* [Written task] Where a line contains the word "sécurité", copy that line in full.

━━━

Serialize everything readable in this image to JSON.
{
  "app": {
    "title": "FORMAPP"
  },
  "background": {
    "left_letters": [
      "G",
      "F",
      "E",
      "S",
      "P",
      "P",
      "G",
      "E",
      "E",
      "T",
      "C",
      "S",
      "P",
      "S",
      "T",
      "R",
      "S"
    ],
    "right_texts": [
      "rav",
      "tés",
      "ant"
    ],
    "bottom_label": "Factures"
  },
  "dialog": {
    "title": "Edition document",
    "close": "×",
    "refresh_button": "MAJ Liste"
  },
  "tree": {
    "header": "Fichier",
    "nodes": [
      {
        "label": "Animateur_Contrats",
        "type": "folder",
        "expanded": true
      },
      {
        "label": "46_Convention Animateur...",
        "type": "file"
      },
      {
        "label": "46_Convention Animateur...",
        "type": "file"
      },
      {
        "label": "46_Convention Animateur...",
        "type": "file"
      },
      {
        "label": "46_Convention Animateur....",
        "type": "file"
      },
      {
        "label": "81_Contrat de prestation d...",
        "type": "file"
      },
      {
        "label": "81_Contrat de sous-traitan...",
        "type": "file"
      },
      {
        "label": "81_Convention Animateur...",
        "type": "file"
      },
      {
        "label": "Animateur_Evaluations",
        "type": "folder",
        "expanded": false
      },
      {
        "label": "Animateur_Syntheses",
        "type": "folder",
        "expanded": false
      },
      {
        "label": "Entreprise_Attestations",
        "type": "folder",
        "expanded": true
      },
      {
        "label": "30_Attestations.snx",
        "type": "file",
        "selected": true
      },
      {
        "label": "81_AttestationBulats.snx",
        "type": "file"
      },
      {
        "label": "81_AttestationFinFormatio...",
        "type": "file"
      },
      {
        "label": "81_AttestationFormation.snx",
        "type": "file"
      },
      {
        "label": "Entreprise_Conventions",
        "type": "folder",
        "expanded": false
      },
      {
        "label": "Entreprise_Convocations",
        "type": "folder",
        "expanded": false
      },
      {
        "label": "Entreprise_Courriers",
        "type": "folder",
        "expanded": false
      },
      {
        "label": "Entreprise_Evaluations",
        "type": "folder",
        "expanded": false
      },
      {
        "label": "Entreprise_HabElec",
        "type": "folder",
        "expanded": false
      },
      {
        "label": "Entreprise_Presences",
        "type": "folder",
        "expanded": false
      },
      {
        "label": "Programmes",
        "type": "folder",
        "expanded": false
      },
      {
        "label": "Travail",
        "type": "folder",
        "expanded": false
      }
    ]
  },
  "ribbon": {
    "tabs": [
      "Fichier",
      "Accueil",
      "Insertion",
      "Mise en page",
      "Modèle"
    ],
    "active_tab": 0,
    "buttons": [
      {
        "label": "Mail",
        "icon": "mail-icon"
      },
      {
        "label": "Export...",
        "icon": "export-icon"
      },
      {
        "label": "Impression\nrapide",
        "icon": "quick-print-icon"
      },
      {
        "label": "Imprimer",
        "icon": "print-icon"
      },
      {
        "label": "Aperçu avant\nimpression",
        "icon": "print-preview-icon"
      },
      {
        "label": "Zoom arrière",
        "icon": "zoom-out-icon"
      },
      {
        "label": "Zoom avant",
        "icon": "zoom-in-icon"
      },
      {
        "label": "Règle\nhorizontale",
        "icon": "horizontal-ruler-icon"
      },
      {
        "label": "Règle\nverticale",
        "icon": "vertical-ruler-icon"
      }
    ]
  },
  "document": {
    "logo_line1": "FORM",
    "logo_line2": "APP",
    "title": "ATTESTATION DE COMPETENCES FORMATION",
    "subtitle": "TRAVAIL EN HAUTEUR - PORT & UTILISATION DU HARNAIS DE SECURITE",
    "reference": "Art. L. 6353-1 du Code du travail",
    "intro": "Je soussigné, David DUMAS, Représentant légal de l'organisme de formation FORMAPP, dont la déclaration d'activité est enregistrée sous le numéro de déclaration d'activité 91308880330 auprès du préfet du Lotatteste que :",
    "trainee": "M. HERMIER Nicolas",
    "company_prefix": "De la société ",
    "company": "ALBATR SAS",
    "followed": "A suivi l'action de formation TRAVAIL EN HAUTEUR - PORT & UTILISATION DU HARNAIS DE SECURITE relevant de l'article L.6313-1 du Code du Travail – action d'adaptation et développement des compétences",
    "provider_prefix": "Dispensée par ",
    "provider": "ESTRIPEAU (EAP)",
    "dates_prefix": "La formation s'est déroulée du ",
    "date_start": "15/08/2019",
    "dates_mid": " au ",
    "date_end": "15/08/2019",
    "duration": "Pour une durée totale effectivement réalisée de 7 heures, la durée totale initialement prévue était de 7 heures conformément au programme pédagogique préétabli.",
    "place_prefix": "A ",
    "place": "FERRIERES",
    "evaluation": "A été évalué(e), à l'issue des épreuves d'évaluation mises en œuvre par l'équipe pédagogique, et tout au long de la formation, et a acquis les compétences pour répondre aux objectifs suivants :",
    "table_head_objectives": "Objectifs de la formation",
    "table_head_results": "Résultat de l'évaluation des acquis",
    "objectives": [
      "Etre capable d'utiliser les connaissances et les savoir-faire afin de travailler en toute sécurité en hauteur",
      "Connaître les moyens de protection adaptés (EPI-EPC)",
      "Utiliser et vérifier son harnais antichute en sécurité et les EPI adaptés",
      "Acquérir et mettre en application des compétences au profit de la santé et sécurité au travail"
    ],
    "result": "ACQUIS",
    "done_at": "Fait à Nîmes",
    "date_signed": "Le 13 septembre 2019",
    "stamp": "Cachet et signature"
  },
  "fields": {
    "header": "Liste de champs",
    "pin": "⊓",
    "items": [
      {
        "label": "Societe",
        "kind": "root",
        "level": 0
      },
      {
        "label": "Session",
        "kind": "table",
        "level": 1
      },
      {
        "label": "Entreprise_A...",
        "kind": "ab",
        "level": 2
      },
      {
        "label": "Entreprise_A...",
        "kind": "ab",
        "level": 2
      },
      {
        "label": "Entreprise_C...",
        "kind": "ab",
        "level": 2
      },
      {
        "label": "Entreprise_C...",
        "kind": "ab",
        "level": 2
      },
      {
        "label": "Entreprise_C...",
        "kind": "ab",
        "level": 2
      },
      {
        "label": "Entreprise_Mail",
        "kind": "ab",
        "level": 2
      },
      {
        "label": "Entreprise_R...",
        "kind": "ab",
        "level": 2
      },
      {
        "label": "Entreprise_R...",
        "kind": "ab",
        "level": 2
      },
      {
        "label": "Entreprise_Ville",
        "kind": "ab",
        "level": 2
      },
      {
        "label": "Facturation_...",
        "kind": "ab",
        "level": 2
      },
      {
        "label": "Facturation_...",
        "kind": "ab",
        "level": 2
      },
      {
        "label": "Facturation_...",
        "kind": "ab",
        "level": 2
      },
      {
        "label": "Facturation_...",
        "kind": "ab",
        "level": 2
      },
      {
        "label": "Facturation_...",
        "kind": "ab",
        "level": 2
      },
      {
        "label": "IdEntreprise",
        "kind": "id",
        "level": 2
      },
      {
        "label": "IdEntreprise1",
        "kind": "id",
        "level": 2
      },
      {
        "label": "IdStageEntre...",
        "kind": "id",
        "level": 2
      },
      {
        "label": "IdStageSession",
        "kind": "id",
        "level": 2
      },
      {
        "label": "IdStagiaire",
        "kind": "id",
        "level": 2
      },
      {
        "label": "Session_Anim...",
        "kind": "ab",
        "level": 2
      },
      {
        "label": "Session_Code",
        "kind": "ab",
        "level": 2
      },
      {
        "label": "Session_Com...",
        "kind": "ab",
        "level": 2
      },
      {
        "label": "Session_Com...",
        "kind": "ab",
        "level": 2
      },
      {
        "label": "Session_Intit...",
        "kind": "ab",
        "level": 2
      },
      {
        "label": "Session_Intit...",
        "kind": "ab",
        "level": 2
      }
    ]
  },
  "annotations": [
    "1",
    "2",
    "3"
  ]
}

━━━

* [Answer for this exercise]
      "Etre capable d'utiliser les connaissances et les savoir-faire afin de travailler en toute sécurité en hauteur",
      "Utiliser et vérifier son harnais antichute en sécurité et les EPI adaptés",
      "Acquérir et mettre en application des compétences au profit de la santé et sécurité au travail"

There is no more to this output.